SHORT PROBLEM: Repeat the records verbatim and leave the pictures out of your copy.

Data tied to figure images:

** Begin **

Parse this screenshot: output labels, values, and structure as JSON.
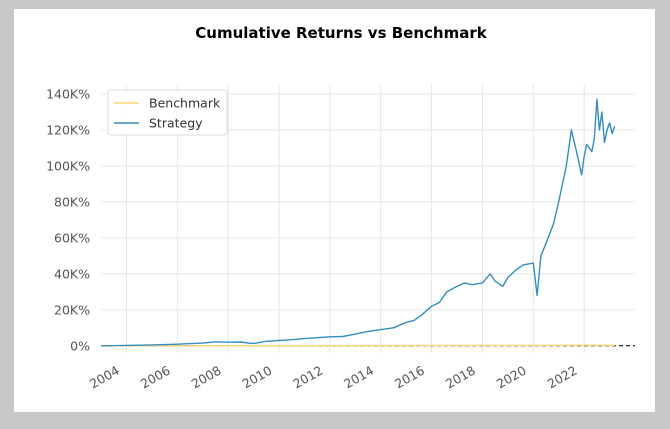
{
  "chart_data": {
    "type": "line",
    "title": "Cumulative Returns vs Benchmark",
    "xlabel": "",
    "ylabel": "",
    "x_ticks": [
      "2004",
      "2006",
      "2008",
      "2010",
      "2012",
      "2014",
      "2016",
      "2018",
      "2020",
      "2022"
    ],
    "y_ticks": [
      "0%",
      "20K%",
      "40K%",
      "60K%",
      "80K%",
      "100K%",
      "120K%",
      "140K%"
    ],
    "xlim": [
      2003.0,
      2024.0
    ],
    "ylim": [
      -4000,
      145000
    ],
    "grid": true,
    "legend_position": "top-left",
    "reference_line": 0,
    "series": [
      {
        "name": "Benchmark",
        "color": "#fdd577",
        "x": [
          2003.0,
          2006.0,
          2008.0,
          2010.0,
          2014.0,
          2018.0,
          2020.0,
          2022.0,
          2023.2
        ],
        "values": [
          0,
          30,
          20,
          40,
          120,
          200,
          220,
          350,
          300
        ]
      },
      {
        "name": "Strategy",
        "color": "#348dc1",
        "x": [
          2003.0,
          2004.0,
          2005.0,
          2006.0,
          2007.0,
          2007.5,
          2008.0,
          2008.5,
          2008.8,
          2009.0,
          2009.5,
          2010.0,
          2010.5,
          2011.0,
          2011.5,
          2012.0,
          2012.5,
          2013.0,
          2013.5,
          2014.0,
          2014.5,
          2015.0,
          2015.3,
          2015.6,
          2016.0,
          2016.3,
          2016.6,
          2017.0,
          2017.3,
          2017.6,
          2018.0,
          2018.3,
          2018.5,
          2018.8,
          2019.0,
          2019.3,
          2019.6,
          2020.0,
          2020.15,
          2020.3,
          2020.5,
          2020.8,
          2021.0,
          2021.3,
          2021.5,
          2021.7,
          2021.9,
          2022.0,
          2022.1,
          2022.3,
          2022.4,
          2022.5,
          2022.6,
          2022.7,
          2022.8,
          2022.9,
          2023.0,
          2023.1,
          2023.2
        ],
        "values": [
          0,
          200,
          500,
          900,
          1500,
          2200,
          2000,
          2100,
          1500,
          1300,
          2500,
          3000,
          3400,
          4000,
          4500,
          5000,
          5200,
          6500,
          8000,
          9000,
          10000,
          13000,
          14000,
          17000,
          22000,
          24000,
          30000,
          33000,
          35000,
          34000,
          35000,
          40000,
          36000,
          33000,
          38000,
          42000,
          45000,
          46000,
          28000,
          50000,
          57000,
          68000,
          80000,
          100000,
          120000,
          108000,
          95000,
          105000,
          112000,
          108000,
          115000,
          137000,
          120000,
          130000,
          113000,
          120000,
          124000,
          118000,
          122000
        ]
      }
    ]
  }
}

** End **

THE RESPONSE:
Parse this screenshot: output labels, values, and structure as JSON.
{
  "chart_data": {
    "type": "line",
    "title": "Cumulative Returns vs Benchmark",
    "xlabel": "",
    "ylabel": "",
    "x_ticks": [
      "2004",
      "2006",
      "2008",
      "2010",
      "2012",
      "2014",
      "2016",
      "2018",
      "2020",
      "2022"
    ],
    "y_ticks": [
      "0%",
      "20K%",
      "40K%",
      "60K%",
      "80K%",
      "100K%",
      "120K%",
      "140K%"
    ],
    "xlim": [
      2003.0,
      2024.0
    ],
    "ylim": [
      -4000,
      145000
    ],
    "grid": true,
    "legend_position": "top-left",
    "reference_line": 0,
    "series": [
      {
        "name": "Benchmark",
        "color": "#fdd577",
        "x": [
          2003.0,
          2006.0,
          2008.0,
          2010.0,
          2014.0,
          2018.0,
          2020.0,
          2022.0,
          2023.2
        ],
        "values": [
          0,
          30,
          20,
          40,
          120,
          200,
          220,
          350,
          300
        ]
      },
      {
        "name": "Strategy",
        "color": "#348dc1",
        "x": [
          2003.0,
          2004.0,
          2005.0,
          2006.0,
          2007.0,
          2007.5,
          2008.0,
          2008.5,
          2008.8,
          2009.0,
          2009.5,
          2010.0,
          2010.5,
          2011.0,
          2011.5,
          2012.0,
          2012.5,
          2013.0,
          2013.5,
          2014.0,
          2014.5,
          2015.0,
          2015.3,
          2015.6,
          2016.0,
          2016.3,
          2016.6,
          2017.0,
          2017.3,
          2017.6,
          2018.0,
          2018.3,
          2018.5,
          2018.8,
          2019.0,
          2019.3,
          2019.6,
          2020.0,
          2020.15,
          2020.3,
          2020.5,
          2020.8,
          2021.0,
          2021.3,
          2021.5,
          2021.7,
          2021.9,
          2022.0,
          2022.1,
          2022.3,
          2022.4,
          2022.5,
          2022.6,
          2022.7,
          2022.8,
          2022.9,
          2023.0,
          2023.1,
          2023.2
        ],
        "values": [
          0,
          200,
          500,
          900,
          1500,
          2200,
          2000,
          2100,
          1500,
          1300,
          2500,
          3000,
          3400,
          4000,
          4500,
          5000,
          5200,
          6500,
          8000,
          9000,
          10000,
          13000,
          14000,
          17000,
          22000,
          24000,
          30000,
          33000,
          35000,
          34000,
          35000,
          40000,
          36000,
          33000,
          38000,
          42000,
          45000,
          46000,
          28000,
          50000,
          57000,
          68000,
          80000,
          100000,
          120000,
          108000,
          95000,
          105000,
          112000,
          108000,
          115000,
          137000,
          120000,
          130000,
          113000,
          120000,
          124000,
          118000,
          122000
        ]
      }
    ]
  }
}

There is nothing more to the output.